# Listed records start

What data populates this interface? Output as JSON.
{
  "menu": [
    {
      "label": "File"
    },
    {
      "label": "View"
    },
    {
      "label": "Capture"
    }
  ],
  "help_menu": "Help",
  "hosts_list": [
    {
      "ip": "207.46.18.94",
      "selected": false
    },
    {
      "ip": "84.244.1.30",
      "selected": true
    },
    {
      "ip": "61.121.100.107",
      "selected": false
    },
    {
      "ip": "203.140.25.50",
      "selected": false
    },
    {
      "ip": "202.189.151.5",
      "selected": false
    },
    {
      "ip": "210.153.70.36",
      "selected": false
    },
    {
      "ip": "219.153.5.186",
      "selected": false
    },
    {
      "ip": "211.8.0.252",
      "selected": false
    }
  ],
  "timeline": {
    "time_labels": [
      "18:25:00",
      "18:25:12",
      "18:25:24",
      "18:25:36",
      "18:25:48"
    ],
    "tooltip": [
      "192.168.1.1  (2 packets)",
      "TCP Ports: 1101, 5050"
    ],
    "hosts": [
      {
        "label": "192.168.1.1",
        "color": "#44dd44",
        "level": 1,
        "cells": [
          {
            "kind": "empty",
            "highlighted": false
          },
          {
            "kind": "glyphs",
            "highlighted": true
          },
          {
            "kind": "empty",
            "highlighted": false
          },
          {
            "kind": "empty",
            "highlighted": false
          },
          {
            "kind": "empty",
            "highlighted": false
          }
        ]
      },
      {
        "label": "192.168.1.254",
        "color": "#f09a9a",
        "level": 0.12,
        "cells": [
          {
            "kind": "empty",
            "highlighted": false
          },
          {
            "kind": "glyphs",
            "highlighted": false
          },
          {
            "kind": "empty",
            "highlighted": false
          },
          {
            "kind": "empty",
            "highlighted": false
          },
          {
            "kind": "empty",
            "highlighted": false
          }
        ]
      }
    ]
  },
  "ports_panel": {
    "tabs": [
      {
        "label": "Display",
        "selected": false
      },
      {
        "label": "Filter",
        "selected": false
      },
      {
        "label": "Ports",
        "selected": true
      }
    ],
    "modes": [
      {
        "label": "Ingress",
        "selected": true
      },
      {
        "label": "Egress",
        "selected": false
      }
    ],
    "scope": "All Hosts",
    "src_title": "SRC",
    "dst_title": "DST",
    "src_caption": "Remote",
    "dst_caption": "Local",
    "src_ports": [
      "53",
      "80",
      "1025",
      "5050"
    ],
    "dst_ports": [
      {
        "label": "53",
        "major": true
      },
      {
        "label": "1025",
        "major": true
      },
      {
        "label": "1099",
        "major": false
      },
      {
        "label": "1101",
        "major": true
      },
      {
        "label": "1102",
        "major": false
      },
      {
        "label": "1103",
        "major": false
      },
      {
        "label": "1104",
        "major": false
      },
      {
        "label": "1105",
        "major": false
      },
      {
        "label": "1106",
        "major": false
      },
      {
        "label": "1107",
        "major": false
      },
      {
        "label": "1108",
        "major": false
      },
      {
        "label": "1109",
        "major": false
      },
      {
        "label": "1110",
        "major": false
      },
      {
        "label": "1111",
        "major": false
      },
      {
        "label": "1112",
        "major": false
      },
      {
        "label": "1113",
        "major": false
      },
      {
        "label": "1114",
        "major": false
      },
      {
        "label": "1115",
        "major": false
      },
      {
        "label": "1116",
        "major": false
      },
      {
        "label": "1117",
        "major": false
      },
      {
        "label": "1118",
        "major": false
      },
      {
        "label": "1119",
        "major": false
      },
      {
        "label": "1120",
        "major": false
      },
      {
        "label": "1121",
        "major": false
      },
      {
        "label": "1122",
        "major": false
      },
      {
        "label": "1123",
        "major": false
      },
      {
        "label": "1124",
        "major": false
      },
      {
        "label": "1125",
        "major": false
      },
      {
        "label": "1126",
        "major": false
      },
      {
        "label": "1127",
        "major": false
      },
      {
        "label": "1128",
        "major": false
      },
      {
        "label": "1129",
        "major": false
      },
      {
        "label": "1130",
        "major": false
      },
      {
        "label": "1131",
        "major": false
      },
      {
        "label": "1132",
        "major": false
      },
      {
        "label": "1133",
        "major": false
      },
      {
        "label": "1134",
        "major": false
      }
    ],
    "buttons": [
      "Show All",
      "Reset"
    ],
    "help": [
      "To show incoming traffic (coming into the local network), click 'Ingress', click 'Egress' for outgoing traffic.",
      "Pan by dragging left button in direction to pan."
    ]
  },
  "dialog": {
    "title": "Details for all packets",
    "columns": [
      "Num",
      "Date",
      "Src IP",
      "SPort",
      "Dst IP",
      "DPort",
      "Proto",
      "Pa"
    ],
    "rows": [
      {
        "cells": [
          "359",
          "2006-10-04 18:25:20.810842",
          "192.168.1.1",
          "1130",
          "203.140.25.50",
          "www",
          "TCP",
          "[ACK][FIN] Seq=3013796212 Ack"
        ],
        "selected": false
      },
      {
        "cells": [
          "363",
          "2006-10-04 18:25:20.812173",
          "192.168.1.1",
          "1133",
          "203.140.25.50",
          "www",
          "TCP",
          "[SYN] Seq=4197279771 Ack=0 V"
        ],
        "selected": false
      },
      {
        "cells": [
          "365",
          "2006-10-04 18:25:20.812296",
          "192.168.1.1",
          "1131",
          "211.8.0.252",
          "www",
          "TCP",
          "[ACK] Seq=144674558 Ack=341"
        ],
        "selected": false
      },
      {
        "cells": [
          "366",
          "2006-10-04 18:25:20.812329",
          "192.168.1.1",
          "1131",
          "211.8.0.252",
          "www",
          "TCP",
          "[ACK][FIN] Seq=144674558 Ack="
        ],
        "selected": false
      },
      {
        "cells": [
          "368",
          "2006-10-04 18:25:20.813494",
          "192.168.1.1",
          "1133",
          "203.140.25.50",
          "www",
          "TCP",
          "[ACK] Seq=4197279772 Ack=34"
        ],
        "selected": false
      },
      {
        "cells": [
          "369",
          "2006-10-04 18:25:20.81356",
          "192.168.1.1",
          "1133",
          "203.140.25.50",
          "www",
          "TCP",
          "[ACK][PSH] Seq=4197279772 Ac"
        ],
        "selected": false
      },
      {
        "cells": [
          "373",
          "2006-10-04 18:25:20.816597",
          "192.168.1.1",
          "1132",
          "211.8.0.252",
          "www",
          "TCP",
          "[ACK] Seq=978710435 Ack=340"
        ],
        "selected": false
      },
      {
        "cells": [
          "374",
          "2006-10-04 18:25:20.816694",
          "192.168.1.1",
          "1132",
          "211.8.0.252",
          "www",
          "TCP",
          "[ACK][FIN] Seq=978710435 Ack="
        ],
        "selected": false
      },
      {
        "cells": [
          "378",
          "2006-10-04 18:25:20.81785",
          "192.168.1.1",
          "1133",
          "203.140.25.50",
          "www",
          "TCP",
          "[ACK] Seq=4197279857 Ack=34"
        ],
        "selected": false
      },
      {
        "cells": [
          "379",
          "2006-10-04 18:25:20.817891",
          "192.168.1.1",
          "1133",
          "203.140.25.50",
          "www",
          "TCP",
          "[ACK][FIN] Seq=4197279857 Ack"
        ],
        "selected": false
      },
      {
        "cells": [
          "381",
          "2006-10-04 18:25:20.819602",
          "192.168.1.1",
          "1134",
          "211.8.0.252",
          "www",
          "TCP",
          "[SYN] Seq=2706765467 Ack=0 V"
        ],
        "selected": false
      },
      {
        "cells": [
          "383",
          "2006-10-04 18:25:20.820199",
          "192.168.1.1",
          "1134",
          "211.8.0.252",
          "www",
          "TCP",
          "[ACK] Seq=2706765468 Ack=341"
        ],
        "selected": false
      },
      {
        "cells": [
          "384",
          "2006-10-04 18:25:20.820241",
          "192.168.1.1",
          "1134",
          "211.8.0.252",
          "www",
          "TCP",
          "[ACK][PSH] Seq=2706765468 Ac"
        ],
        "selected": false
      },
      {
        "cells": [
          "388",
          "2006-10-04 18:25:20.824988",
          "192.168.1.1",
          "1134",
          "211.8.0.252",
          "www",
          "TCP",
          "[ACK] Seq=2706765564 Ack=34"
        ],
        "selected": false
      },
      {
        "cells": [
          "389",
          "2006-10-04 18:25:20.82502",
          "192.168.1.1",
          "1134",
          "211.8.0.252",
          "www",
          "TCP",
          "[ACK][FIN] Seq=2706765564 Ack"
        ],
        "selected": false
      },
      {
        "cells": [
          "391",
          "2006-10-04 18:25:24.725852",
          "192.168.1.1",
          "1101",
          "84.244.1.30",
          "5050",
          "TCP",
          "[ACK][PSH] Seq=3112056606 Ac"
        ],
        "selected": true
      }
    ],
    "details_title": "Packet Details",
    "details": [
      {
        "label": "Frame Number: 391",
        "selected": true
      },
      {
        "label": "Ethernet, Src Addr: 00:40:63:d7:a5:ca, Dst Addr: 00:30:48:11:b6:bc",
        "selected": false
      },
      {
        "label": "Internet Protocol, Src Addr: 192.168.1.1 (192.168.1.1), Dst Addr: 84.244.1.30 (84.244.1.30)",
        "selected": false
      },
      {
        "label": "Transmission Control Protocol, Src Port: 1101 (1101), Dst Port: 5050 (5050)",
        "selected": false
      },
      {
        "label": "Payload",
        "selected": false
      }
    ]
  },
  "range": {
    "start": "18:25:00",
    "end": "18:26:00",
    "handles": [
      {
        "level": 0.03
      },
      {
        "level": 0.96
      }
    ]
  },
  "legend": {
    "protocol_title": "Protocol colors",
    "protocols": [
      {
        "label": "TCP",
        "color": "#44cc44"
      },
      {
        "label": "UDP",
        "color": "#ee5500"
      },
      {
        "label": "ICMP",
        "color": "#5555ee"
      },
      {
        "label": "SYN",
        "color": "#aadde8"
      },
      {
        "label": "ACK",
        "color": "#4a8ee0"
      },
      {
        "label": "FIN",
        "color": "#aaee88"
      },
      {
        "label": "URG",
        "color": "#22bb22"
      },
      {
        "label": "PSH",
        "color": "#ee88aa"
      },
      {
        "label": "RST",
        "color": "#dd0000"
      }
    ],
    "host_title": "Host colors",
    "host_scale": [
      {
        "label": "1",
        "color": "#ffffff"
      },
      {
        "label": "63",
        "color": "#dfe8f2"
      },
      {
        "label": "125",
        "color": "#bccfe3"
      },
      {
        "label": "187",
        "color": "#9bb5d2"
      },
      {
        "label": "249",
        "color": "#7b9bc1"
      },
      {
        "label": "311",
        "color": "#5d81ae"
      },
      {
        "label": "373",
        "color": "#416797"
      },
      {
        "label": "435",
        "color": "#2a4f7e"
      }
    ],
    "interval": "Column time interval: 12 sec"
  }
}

# Listed records end

# Short exercise
Which lines include "Addr"? Copy each of them out.

# Finished exercise
        "label": "Ethernet, Src Addr: 00:40:63:d7:a5:ca, Dst Addr: 00:30:48:11:b6:bc",
        "label": "Internet Protocol, Src Addr: 192.168.1.1 (192.168.1.1), Dst Addr: 84.244.1.30 (84.244.1.30)",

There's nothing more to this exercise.